▶ _EXERCISE AIM_:
In your copy, repeat the records exactly and leave out the pictures.

▶ _MATERIAL SHOWN_:
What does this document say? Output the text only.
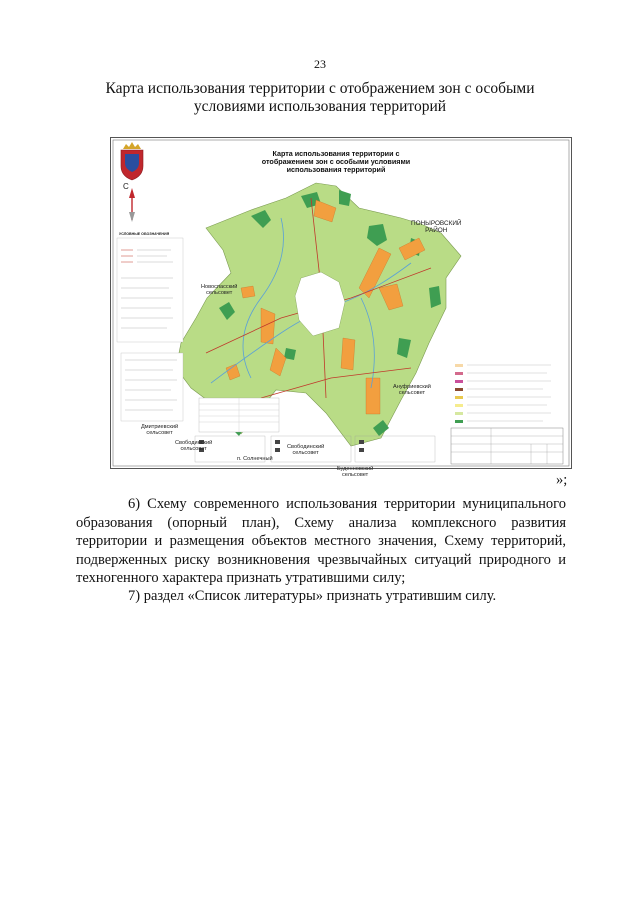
23
Карта использования территории с отображением зон с особыми условиями использования территорий
Карта использования территории с отображением зон с особыми условиями использования территорий
УСЛОВНЫЕ ОБОЗНАЧЕНИЯ
С
ПОНЫРОВСКИЙ
РАЙОН
Новоспасский
сельсовет
Ануфриевский
сельсовет
Дмитриевский
сельсовет
Свободинский
сельсовет
п. Солнечный
Свободинский
сельсовет
Буденновский
сельсовет	»;
6) Схему современного использования территории муниципального образования (опорный план), Схему анализа комплексного развития территории и размещения объектов местного значения, Схему территорий, подверженных риску возникновения чрезвычайных ситуаций природного и техногенного характера признать утратившими силу;
7) раздел «Список литературы» признать утратившим силу.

▶ _TASK OUTPUT_:
What does this document say? Output the text only.
23
Карта использования территории с отображением зон с особыми условиями использования территорий
Карта использования территории с отображением зон с особыми условиями использования территорий
УСЛОВНЫЕ ОБОЗНАЧЕНИЯ
С
ПОНЫРОВСКИЙ
РАЙОН
Новоспасский
сельсовет
Ануфриевский
сельсовет
Дмитриевский
сельсовет
Свободинский
сельсовет
п. Солнечный
Свободинский
сельсовет
Буденновский
сельсовет	»;
6) Схему современного использования территории муниципального образования (опорный план), Схему анализа комплексного развития территории и размещения объектов местного значения, Схему территорий, подверженных риску возникновения чрезвычайных ситуаций природного и техногенного характера признать утратившими силу;
7) раздел «Список литературы» признать утратившим силу.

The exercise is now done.